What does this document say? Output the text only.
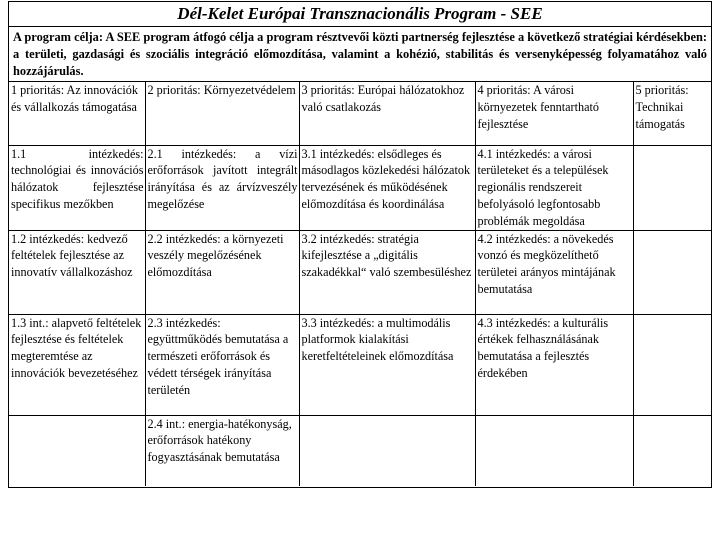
Dél-Kelet Európai Transznacionális Program - SEE
A program célja: A SEE program átfogó célja a program résztvevői közti partnerség fejlesztése a következő stratégiai kérdésekben: a területi, gazdasági és szociális integráció előmozdítása, valamint a kohézió, stabilitás és versenyképesség folyamatához való hozzájárulás.
1 prioritás: Az innovációk és vállalkozás támogatása	2 prioritás: Környezetvédelem	3 prioritás: Európai hálózatokhoz való csatlakozás	4 prioritás: A városi környezetek fenntartható fejlesztése	5 prioritás: Technikai támogatás
1.1 intézkedés: technológiai és innovációs hálózatok fejlesztése specifikus mezőkben	2.1 intézkedés: a vízi erőforrások javított integrált irányítása és az árvízveszély megelőzése	3.1 intézkedés: elsődleges és másodlagos közlekedési hálózatok tervezésének és működésének előmozdítása és koordinálása	4.1 intézkedés: a városi területeket és a települések regionális rendszereit befolyásoló legfontosabb problémák megoldása	
1.2 intézkedés: kedvező feltételek fejlesztése az innovatív vállalkozáshoz	2.2 intézkedés: a környezeti veszély megelőzésének előmozdítása	3.2 intézkedés: stratégia kifejlesztése a „digitális szakadékkal“ való szembesüléshez	4.2 intézkedés: a növekedés vonzó és megközelíthető területei arányos mintájának bemutatása	
1.3 int.: alapvető feltételek fejlesztése és feltételek megteremtése az innovációk bevezetéséhez	2.3 intézkedés: együttműködés bemutatása a természeti erőforrások és védett térségek irányítása területén	3.3 intézkedés: a multimodális platformok kialakítási keretfeltételeinek előmozdítása	4.3 intézkedés: a kulturális értékek felhasználásának bemutatása a fejlesztés érdekében	
	2.4 int.: energia-hatékonyság, erőforrások hatékony fogyasztásának bemutatása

#####

WHAT THE TASK REQUIRES: Make an exact copy of the whole listing, but don't bring over any pictures.

SOLUTION TO THE EXERCISE:
What does this document say? Output the text only.
Dél-Kelet Európai Transznacionális Program - SEE
A program célja: A SEE program átfogó célja a program résztvevői közti partnerség fejlesztése a következő stratégiai kérdésekben: a területi, gazdasági és szociális integráció előmozdítása, valamint a kohézió, stabilitás és versenyképesség folyamatához való hozzájárulás.
1 prioritás: Az innovációk és vállalkozás támogatása	2 prioritás: Környezetvédelem	3 prioritás: Európai hálózatokhoz való csatlakozás	4 prioritás: A városi környezetek fenntartható fejlesztése	5 prioritás: Technikai támogatás
1.1 intézkedés: technológiai és innovációs hálózatok fejlesztése specifikus mezőkben	2.1 intézkedés: a vízi erőforrások javított integrált irányítása és az árvízveszély megelőzése	3.1 intézkedés: elsődleges és másodlagos közlekedési hálózatok tervezésének és működésének előmozdítása és koordinálása	4.1 intézkedés: a városi területeket és a települések regionális rendszereit befolyásoló legfontosabb problémák megoldása	
1.2 intézkedés: kedvező feltételek fejlesztése az innovatív vállalkozáshoz	2.2 intézkedés: a környezeti veszély megelőzésének előmozdítása	3.2 intézkedés: stratégia kifejlesztése a „digitális szakadékkal“ való szembesüléshez	4.2 intézkedés: a növekedés vonzó és megközelíthető területei arányos mintájának bemutatása	
1.3 int.: alapvető feltételek fejlesztése és feltételek megteremtése az innovációk bevezetéséhez	2.3 intézkedés: együttműködés bemutatása a természeti erőforrások és védett térségek irányítása területén	3.3 intézkedés: a multimodális platformok kialakítási keretfeltételeinek előmozdítása	4.3 intézkedés: a kulturális értékek felhasználásának bemutatása a fejlesztés érdekében	
	2.4 int.: energia-hatékonyság, erőforrások hatékony fogyasztásának bemutatása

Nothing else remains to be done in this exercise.